◆ **Problem**: Track down every line below that holds "screenshot" and copy it.

◆ **Given data**:
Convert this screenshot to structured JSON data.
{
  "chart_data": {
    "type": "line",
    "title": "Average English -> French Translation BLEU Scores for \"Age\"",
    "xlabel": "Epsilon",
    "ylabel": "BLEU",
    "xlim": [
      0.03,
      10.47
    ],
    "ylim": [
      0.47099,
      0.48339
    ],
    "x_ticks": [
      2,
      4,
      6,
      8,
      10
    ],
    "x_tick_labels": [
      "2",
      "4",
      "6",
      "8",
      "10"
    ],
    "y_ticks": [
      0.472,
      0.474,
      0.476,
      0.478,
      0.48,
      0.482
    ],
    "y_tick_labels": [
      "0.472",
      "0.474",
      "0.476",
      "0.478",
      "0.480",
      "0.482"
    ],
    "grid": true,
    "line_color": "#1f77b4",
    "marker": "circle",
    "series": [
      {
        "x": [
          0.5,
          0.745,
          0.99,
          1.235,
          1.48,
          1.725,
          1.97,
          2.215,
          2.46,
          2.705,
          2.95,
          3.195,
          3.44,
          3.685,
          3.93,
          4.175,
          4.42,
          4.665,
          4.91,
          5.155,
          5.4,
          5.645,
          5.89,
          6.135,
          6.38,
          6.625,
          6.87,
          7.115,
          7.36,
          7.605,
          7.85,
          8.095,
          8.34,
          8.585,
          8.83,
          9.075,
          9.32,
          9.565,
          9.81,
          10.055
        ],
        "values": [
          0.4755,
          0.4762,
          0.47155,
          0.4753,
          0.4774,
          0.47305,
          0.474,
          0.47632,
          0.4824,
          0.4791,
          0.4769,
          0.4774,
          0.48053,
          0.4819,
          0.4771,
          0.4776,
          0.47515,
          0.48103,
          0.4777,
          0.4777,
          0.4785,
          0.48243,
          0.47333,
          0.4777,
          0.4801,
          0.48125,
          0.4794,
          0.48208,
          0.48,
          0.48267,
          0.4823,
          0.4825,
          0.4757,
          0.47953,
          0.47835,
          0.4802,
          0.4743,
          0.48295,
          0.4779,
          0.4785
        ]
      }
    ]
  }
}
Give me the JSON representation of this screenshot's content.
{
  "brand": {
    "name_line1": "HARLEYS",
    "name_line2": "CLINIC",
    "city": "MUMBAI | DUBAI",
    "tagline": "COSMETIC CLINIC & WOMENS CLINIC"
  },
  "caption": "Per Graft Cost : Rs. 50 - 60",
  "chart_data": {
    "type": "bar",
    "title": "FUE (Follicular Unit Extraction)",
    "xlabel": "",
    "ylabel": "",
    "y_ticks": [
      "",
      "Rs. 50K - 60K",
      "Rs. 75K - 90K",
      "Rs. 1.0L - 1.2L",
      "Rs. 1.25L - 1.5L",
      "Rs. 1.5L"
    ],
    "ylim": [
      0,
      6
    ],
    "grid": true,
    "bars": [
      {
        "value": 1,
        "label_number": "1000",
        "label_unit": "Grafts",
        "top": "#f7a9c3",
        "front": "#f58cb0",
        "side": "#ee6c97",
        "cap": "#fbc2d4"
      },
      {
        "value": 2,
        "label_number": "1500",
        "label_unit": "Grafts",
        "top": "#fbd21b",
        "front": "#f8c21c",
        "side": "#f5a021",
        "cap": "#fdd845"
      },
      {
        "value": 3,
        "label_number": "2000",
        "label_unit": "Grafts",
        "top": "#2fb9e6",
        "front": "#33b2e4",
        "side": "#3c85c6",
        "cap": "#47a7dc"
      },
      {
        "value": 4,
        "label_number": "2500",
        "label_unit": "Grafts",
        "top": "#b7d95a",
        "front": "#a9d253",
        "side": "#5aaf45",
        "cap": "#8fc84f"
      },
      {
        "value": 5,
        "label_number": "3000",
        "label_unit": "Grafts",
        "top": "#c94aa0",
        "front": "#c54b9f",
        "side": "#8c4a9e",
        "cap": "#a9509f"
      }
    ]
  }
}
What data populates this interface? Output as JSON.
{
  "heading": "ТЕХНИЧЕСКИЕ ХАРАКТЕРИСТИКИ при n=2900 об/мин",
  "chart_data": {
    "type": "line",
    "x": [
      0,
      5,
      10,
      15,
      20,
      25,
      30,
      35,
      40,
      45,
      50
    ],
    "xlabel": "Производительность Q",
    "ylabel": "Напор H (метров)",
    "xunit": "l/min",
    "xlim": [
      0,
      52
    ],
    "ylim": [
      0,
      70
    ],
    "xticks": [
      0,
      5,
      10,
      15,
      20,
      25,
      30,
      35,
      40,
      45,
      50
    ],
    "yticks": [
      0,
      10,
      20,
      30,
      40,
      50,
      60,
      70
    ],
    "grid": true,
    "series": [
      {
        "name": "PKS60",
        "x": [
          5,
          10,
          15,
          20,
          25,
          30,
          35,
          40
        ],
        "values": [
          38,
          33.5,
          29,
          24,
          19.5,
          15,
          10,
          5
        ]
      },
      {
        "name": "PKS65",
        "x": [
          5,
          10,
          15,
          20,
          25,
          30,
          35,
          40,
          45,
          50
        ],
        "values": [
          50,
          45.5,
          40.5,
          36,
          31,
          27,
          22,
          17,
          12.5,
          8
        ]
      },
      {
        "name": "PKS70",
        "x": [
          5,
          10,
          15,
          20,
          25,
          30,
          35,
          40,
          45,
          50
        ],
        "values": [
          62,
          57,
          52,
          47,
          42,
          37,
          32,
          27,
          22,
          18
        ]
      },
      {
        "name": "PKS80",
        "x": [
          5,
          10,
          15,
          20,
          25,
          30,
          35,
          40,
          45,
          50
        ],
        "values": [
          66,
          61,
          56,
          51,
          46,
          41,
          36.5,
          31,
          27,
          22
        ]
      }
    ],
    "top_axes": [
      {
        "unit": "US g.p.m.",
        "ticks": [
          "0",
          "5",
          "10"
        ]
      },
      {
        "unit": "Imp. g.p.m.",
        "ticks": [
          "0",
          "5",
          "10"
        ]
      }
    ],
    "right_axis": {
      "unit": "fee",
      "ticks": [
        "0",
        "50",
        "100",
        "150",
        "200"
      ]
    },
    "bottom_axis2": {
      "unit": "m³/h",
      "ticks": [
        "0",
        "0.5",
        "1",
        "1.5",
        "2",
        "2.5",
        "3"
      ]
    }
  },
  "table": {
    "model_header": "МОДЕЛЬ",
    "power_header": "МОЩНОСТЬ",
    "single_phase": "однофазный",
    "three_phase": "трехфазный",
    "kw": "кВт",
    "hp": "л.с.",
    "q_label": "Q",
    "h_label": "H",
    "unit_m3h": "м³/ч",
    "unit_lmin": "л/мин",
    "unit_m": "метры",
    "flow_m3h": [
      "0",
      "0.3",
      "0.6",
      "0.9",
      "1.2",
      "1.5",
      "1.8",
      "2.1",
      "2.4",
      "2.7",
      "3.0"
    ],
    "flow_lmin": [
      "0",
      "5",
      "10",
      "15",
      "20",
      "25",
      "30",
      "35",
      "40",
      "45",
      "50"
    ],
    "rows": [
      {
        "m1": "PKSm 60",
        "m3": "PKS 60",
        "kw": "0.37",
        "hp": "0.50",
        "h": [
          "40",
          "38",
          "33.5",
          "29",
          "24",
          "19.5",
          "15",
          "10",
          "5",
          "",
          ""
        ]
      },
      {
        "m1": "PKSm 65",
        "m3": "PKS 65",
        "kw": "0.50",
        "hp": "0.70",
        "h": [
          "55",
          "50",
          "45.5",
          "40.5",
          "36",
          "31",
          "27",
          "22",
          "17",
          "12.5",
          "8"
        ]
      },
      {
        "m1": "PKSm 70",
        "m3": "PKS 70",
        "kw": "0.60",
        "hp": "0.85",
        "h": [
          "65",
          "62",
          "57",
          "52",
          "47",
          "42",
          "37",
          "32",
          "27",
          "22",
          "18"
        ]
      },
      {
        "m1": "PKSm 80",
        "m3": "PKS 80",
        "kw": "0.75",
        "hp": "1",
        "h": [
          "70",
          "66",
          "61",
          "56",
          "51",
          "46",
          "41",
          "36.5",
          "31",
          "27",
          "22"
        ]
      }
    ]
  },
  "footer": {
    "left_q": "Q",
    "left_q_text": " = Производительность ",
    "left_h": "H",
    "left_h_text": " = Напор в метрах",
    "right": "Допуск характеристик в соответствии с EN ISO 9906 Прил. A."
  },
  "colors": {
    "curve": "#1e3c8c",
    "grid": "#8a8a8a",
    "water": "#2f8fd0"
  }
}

◆ **The reply**:
Convert this screenshot to structured JSON data.
Give me the JSON representation of this screenshot's content.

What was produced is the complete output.